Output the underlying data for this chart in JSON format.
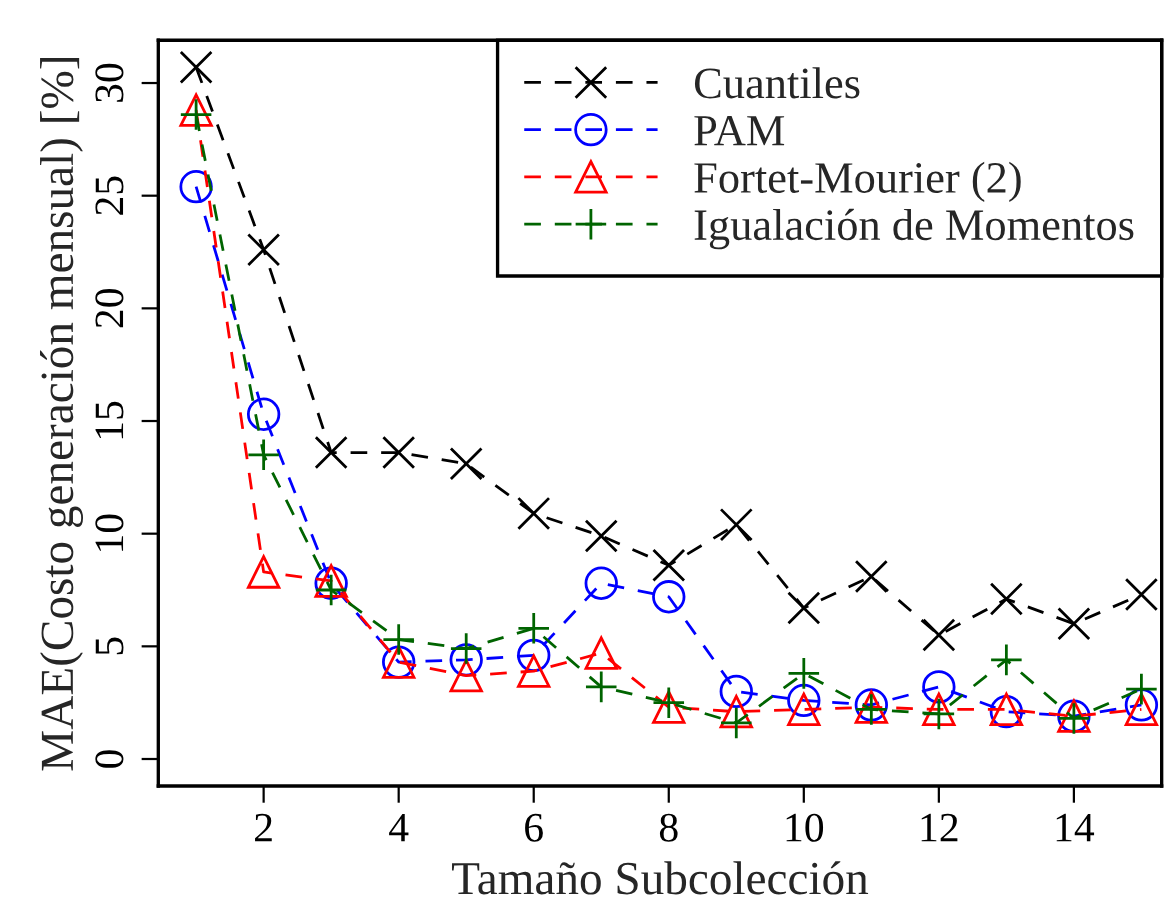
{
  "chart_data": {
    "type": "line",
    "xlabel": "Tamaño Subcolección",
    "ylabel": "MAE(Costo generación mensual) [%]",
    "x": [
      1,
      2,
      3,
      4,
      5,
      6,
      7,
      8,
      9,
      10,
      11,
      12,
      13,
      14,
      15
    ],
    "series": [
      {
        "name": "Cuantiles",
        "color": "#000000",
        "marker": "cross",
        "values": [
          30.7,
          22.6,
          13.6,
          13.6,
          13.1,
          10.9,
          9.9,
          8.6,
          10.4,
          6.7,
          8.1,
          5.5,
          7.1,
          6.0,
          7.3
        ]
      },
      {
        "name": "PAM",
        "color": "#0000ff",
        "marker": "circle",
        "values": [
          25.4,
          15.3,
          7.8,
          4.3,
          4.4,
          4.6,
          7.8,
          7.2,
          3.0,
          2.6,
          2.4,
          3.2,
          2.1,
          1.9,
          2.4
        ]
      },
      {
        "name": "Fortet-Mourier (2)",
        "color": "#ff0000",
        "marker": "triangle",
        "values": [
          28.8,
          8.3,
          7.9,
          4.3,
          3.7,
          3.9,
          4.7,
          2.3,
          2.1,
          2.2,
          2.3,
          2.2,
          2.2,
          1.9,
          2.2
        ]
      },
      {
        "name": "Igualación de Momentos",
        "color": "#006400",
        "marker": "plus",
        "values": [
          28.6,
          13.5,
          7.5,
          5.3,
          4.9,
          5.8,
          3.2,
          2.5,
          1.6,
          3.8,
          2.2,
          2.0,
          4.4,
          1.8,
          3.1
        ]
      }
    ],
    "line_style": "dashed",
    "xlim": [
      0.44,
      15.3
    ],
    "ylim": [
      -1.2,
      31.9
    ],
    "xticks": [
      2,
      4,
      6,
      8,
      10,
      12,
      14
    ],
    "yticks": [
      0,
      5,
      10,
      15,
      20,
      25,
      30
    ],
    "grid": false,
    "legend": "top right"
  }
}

==

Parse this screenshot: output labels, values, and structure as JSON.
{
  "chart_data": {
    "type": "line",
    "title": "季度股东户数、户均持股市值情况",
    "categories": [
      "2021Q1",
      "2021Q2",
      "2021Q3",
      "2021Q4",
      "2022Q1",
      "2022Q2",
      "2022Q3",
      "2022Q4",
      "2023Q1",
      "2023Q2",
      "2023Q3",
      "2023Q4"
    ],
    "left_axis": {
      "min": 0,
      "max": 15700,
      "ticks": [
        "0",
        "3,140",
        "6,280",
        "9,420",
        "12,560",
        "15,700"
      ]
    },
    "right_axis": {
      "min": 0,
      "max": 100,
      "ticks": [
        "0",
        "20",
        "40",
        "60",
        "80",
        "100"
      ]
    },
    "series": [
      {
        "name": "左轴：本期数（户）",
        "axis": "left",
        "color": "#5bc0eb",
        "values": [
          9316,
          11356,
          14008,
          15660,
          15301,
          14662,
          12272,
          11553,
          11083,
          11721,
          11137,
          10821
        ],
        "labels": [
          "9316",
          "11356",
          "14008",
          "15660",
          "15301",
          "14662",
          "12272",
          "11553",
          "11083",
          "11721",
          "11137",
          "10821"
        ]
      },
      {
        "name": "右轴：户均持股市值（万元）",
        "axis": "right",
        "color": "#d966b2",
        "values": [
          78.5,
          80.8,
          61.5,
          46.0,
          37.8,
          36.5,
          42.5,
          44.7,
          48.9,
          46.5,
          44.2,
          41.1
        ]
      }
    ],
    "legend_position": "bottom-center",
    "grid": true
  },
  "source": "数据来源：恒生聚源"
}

> Goal: Copy each line that contains the word "color".

> Exercise output:
        "color": "#000000",
        "color": "#0000ff",
        "color": "#ff0000",
        "color": "#006400",
        "color": "#5bc0eb",
        "color": "#d966b2",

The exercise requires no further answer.